• [YOUR INSTRUCTIONS]: Determine how many lines below include the string "JSON". Reply with the number only.

[Excerpts from a dataset]
# # # #
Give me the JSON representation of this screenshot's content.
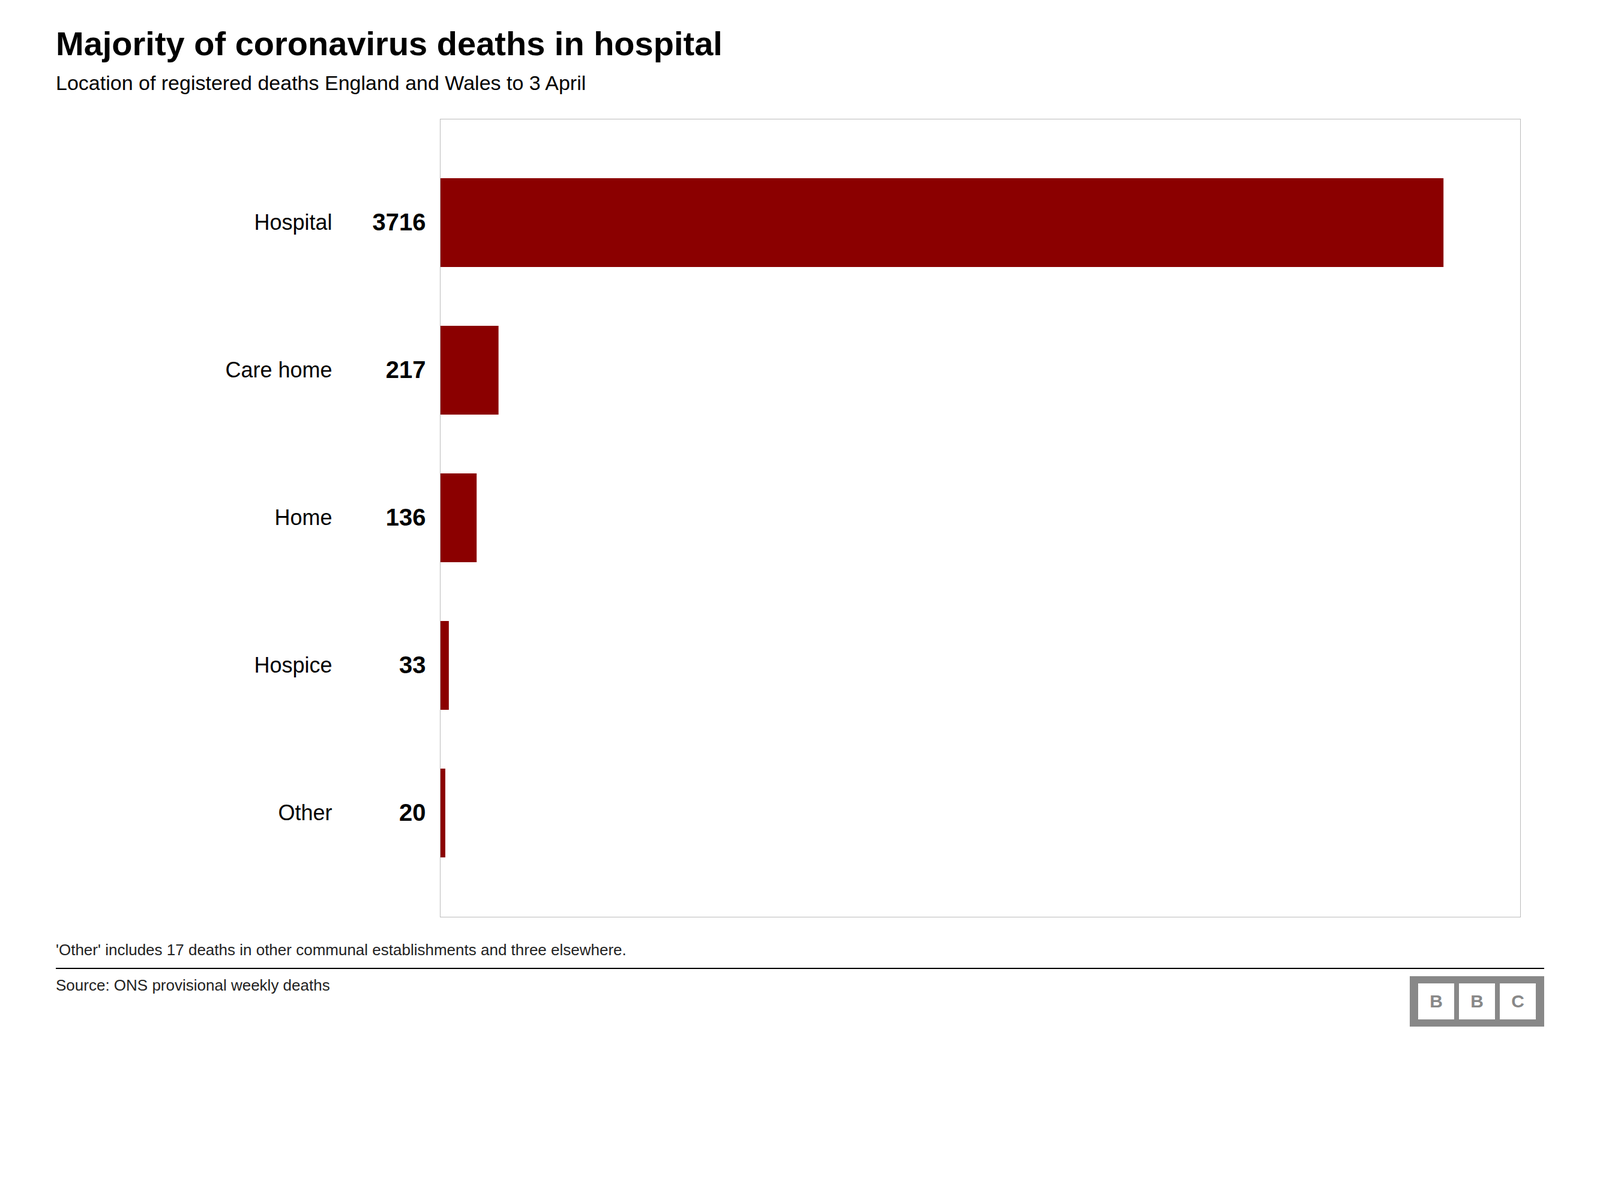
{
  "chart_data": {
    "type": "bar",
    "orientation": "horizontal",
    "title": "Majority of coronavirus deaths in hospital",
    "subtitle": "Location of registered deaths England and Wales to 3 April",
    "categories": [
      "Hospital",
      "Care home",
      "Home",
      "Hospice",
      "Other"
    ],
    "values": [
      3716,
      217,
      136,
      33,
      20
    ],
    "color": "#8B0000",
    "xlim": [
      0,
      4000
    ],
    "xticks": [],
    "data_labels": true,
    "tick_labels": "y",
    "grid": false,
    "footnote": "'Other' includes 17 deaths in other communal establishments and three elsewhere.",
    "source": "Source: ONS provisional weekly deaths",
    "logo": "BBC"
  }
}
# # # #
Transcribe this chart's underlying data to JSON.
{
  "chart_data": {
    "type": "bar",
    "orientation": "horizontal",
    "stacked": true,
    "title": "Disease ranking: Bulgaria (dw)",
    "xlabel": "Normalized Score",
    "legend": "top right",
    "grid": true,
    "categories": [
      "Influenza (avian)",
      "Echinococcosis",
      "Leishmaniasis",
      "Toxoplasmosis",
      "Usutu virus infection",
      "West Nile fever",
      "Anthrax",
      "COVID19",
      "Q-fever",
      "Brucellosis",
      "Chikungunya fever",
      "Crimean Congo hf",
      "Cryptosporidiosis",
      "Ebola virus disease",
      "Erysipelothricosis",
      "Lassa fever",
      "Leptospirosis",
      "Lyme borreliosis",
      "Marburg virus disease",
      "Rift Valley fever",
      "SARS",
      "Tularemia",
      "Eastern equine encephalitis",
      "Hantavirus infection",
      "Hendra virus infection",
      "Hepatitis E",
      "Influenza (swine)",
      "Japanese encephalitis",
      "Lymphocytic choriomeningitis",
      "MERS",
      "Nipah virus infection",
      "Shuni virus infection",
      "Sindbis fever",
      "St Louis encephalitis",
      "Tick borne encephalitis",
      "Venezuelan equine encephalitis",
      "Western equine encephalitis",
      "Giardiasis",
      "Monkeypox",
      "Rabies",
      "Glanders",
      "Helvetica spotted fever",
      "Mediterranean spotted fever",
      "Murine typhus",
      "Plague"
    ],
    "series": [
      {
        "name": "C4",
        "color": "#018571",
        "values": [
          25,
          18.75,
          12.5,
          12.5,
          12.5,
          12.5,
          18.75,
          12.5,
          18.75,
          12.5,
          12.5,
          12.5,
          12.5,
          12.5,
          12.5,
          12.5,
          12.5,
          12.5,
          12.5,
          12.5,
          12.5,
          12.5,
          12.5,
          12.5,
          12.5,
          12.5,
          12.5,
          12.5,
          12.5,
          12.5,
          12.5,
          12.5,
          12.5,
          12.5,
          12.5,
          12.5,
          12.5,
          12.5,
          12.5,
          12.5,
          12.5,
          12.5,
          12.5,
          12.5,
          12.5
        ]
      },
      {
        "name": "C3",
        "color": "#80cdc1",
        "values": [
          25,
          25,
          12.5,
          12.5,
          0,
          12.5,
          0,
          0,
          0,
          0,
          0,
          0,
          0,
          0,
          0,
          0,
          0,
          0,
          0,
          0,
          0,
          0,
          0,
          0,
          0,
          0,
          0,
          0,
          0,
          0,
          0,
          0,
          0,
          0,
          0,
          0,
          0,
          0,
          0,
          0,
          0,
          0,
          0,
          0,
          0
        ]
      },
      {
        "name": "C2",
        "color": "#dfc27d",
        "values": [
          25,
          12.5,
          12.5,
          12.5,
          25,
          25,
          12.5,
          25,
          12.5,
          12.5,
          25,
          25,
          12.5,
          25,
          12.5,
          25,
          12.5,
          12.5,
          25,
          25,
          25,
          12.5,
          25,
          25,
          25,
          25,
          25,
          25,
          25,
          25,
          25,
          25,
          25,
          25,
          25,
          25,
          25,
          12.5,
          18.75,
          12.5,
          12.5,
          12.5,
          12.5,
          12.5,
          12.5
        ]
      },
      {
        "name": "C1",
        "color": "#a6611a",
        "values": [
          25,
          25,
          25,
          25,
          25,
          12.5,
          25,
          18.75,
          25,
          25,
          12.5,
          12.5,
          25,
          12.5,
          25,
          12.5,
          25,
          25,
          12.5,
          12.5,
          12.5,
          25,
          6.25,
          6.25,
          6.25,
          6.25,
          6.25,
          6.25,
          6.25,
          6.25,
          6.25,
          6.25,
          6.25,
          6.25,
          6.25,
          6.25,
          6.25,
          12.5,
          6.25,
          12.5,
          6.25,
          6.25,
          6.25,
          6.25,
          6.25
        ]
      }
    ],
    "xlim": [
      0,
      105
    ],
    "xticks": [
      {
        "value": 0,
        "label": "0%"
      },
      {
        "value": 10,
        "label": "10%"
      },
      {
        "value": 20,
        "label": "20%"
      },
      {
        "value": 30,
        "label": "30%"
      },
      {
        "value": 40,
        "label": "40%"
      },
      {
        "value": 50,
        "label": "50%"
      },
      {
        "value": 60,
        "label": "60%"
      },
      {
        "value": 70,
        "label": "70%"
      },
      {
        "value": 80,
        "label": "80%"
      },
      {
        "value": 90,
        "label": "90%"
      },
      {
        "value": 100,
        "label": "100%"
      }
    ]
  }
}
# # # #
• [EXERCISE SOLUTION]: 2